# Written exercise
What follows is a set of entries. Give them again exactly, without the pictures.

# Entries shown

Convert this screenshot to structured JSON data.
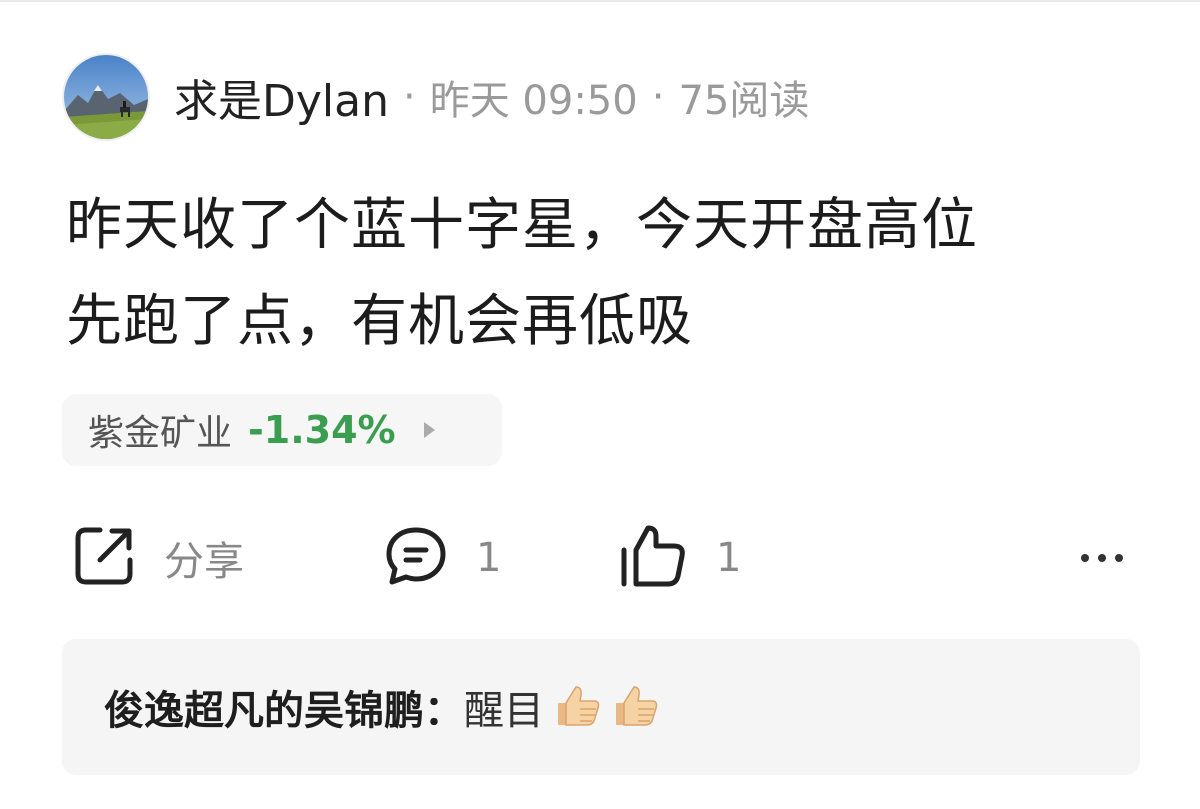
{
  "post": {
    "author": "求是Dylan",
    "separator": "·",
    "time": "昨天 09:50",
    "reads": "75阅读",
    "body_line1": "昨天收了个蓝十字星，今天开盘高位",
    "body_line2": "先跑了点，有机会再低吸"
  },
  "stock": {
    "name": "紫金矿业",
    "change": "-1.34%",
    "change_color": "#3a9d4f"
  },
  "actions": {
    "share_label": "分享",
    "share_icon": "share-icon",
    "comment_count": "1",
    "comment_icon": "comment-icon",
    "like_count": "1",
    "like_icon": "thumbs-up-icon",
    "more_icon": "more-icon"
  },
  "comment": {
    "author": "俊逸超凡的吴锦鹏：",
    "text": "醒目",
    "emoji": "thumbs-up-emoji"
  }
}
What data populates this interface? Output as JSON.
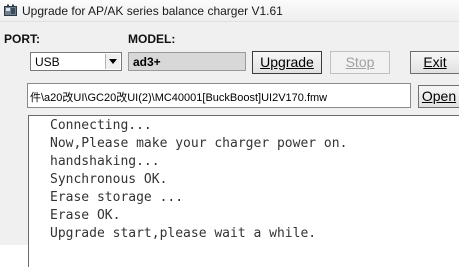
{
  "window": {
    "title": "Upgrade for AP/AK series balance charger V1.61",
    "icon": "charger-app-icon"
  },
  "labels": {
    "port": "PORT:",
    "model": "MODEL:"
  },
  "port_select": {
    "value": "USB"
  },
  "model_field": {
    "value": "ad3+"
  },
  "buttons": {
    "upgrade": "Upgrade",
    "stop": "Stop",
    "exit": "Exit",
    "open": "Open"
  },
  "file_path": {
    "value": "件\\a20改UI\\GC20改UI(2)\\MC40001[BuckBoost]UI2V170.fmw"
  },
  "log": {
    "lines": [
      "Connecting...",
      "Now,Please make your charger power on.",
      "handshaking...",
      "Synchronous OK.",
      "Erase storage ...",
      "Erase OK.",
      "Upgrade start,please wait a while."
    ]
  }
}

# Exercise output
Convert this screenshot to structured JSON data.
{
  "post": {
    "author": "求是Dylan",
    "separator": "·",
    "time": "昨天 09:50",
    "reads": "75阅读",
    "body_line1": "昨天收了个蓝十字星，今天开盘高位",
    "body_line2": "先跑了点，有机会再低吸"
  },
  "stock": {
    "name": "紫金矿业",
    "change": "-1.34%",
    "change_color": "#3a9d4f"
  },
  "actions": {
    "share_label": "分享",
    "share_icon": "share-icon",
    "comment_count": "1",
    "comment_icon": "comment-icon",
    "like_count": "1",
    "like_icon": "thumbs-up-icon",
    "more_icon": "more-icon"
  },
  "comment": {
    "author": "俊逸超凡的吴锦鹏：",
    "text": "醒目",
    "emoji": "thumbs-up-emoji"
  }
}
What data populates this interface? Output as JSON.
{
  "window": {
    "title": "Upgrade for AP/AK series balance charger V1.61",
    "icon": "charger-app-icon"
  },
  "labels": {
    "port": "PORT:",
    "model": "MODEL:"
  },
  "port_select": {
    "value": "USB"
  },
  "model_field": {
    "value": "ad3+"
  },
  "buttons": {
    "upgrade": "Upgrade",
    "stop": "Stop",
    "exit": "Exit",
    "open": "Open"
  },
  "file_path": {
    "value": "件\\a20改UI\\GC20改UI(2)\\MC40001[BuckBoost]UI2V170.fmw"
  },
  "log": {
    "lines": [
      "Connecting...",
      "Now,Please make your charger power on.",
      "handshaking...",
      "Synchronous OK.",
      "Erase storage ...",
      "Erase OK.",
      "Upgrade start,please wait a while."
    ]
  }
}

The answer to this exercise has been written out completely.